_GIVEN INSTRUCTION_:
Pull every "plaatze" line out of the data below.

A run of records
==================================================

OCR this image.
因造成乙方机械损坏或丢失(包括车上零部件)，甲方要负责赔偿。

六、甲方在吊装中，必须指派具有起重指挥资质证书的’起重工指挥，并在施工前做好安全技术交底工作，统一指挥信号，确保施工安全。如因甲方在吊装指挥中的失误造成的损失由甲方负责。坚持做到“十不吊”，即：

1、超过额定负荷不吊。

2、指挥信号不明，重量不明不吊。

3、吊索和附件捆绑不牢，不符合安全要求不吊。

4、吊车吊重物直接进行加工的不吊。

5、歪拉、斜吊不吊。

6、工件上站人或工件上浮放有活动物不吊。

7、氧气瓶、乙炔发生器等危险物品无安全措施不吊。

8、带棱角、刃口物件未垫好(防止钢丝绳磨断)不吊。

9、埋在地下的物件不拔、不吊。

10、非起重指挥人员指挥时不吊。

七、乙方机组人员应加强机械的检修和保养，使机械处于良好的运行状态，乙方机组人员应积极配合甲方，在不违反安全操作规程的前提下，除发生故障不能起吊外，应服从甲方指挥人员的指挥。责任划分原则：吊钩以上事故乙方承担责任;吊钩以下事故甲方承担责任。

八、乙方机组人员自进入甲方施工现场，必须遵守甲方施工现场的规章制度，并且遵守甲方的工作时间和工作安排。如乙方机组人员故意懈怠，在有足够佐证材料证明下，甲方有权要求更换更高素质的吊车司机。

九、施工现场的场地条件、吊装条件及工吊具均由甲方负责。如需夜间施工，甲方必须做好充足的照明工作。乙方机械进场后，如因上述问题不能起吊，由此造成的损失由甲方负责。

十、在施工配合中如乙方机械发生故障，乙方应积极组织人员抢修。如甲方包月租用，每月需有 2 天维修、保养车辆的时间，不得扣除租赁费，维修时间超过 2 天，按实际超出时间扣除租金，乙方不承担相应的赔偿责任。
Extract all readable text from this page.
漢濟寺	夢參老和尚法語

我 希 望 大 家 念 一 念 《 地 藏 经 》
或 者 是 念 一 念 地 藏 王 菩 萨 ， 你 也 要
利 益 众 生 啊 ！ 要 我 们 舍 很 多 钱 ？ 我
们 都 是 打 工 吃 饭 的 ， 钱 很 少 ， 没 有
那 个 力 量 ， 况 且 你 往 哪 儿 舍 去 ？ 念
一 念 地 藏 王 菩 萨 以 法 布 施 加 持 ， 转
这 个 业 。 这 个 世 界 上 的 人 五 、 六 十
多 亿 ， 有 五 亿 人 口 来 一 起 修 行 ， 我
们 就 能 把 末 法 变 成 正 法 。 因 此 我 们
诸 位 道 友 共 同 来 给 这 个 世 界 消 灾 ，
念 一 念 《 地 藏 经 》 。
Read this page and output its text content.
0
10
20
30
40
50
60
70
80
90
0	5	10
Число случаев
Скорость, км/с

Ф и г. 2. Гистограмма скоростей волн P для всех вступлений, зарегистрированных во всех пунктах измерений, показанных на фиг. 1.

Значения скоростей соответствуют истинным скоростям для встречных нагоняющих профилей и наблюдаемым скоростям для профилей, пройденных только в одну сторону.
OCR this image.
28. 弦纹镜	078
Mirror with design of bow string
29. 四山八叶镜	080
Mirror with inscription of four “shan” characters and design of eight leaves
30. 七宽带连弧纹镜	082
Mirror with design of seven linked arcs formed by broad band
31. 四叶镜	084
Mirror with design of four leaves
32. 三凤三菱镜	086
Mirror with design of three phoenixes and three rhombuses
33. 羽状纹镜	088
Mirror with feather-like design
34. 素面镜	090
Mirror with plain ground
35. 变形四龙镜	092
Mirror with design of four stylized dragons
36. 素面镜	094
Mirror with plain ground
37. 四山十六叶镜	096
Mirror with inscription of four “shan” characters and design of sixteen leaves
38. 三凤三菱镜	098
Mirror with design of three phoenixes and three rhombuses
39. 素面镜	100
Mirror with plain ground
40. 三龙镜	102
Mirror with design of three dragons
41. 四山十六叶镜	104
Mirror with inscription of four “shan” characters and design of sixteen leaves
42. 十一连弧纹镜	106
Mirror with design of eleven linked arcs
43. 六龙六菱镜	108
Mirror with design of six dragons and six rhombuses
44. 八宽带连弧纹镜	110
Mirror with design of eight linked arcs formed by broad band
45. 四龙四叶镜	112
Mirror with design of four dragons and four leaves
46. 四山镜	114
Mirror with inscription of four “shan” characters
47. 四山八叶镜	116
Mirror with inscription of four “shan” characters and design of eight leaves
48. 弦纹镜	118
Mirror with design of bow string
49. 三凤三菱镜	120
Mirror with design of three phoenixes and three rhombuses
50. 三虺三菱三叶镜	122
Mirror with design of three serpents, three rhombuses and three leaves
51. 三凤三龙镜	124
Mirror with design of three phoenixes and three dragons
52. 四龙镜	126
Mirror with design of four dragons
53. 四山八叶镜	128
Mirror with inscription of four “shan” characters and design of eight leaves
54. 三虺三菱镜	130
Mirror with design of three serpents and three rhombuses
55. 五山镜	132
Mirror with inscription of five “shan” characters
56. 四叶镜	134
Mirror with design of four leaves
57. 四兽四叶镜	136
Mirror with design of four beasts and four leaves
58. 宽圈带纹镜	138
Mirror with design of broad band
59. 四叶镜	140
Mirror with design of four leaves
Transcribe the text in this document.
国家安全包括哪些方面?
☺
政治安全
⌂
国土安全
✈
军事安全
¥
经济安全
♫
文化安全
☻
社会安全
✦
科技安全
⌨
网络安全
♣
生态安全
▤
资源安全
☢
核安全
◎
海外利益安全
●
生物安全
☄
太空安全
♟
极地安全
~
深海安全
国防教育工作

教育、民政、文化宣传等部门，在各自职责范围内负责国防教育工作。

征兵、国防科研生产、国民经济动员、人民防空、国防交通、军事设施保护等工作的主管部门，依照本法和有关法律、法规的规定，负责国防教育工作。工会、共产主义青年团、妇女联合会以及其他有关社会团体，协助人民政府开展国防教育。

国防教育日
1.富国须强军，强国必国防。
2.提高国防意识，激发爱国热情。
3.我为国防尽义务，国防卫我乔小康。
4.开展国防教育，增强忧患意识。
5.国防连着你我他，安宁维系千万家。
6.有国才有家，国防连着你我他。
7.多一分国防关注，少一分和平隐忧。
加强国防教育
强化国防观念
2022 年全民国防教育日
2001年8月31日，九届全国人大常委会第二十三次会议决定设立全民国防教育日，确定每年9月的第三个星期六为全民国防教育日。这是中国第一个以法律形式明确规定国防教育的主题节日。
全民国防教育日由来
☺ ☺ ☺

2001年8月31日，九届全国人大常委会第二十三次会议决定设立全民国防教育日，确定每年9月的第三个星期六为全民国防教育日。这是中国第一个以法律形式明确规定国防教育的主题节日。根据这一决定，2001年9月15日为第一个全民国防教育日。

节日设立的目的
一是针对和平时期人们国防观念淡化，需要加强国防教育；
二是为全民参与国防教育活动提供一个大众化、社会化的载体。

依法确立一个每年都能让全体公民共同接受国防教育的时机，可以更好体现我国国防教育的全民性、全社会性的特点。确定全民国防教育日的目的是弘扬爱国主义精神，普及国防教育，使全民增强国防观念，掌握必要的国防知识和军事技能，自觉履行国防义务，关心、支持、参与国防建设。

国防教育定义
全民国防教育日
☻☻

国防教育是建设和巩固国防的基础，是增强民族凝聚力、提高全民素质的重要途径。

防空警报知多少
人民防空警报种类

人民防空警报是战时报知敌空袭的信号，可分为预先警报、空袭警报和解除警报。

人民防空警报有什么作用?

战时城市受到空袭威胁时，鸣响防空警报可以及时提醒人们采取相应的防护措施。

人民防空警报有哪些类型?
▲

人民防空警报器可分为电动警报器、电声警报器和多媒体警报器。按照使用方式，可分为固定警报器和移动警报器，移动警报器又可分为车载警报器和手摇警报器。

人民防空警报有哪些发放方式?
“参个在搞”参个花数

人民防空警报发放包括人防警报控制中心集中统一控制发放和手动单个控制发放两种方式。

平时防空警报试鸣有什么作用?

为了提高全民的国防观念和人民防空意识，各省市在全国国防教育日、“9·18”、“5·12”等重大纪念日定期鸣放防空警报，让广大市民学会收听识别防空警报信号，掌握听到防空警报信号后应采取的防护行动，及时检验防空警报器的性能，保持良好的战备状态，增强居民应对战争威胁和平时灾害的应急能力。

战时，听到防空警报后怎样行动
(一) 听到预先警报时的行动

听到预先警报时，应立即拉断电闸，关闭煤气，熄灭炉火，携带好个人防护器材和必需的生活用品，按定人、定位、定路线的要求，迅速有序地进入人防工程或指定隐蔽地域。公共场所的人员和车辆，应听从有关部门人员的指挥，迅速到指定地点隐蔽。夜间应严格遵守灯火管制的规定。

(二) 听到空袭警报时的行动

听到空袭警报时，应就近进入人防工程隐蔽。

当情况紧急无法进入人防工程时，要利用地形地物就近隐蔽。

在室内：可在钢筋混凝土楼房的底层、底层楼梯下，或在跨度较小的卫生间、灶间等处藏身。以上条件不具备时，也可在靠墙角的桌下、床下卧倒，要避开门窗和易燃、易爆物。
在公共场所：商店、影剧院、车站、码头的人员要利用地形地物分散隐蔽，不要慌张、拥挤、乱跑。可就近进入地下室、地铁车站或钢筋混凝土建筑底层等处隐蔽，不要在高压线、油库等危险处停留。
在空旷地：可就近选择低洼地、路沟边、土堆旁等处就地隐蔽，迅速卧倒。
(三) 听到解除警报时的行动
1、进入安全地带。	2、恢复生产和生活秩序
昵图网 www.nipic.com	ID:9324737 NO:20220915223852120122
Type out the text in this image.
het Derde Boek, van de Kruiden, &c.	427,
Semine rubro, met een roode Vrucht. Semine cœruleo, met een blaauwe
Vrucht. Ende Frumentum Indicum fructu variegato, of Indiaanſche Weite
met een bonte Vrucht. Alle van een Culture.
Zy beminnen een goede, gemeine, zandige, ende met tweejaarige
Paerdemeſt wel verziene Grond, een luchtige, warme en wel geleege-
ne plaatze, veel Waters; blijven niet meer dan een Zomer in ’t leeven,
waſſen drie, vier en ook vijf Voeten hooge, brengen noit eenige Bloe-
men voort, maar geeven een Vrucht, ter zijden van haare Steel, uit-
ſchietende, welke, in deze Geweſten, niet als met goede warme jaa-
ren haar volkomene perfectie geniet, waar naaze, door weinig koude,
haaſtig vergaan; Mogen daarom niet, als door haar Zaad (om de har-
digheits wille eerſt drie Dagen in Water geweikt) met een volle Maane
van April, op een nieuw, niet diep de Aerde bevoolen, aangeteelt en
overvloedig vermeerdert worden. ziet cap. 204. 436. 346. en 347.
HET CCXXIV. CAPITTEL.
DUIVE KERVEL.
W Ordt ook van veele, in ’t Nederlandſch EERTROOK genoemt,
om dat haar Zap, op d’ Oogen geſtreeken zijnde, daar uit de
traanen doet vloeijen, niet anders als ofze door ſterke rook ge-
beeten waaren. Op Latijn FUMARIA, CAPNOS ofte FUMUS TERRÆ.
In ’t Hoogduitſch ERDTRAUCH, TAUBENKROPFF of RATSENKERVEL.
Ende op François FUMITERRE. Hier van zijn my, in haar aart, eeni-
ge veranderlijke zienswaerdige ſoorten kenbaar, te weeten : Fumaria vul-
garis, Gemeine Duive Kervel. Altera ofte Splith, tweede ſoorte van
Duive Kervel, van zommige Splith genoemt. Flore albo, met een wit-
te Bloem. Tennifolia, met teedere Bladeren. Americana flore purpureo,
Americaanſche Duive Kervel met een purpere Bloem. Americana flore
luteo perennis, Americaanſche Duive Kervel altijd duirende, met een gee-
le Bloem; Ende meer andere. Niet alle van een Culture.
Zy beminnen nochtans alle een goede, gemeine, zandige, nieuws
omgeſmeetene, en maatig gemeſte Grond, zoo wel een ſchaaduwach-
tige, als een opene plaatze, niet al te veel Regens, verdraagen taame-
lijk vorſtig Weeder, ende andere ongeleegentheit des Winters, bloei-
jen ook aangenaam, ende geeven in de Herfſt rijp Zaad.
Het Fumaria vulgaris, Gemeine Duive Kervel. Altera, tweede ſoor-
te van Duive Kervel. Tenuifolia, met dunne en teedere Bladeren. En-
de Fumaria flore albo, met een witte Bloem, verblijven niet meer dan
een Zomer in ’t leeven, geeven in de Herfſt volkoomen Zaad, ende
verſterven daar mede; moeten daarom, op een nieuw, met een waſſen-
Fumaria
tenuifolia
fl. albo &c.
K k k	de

==================================================

_TASK OUTPUT_:
ne plaatze, veel Waters; blijven niet meer dan een Zomer in ’t leeven,
tige, als een opene plaatze, niet al te veel Regens, verdraagen taame-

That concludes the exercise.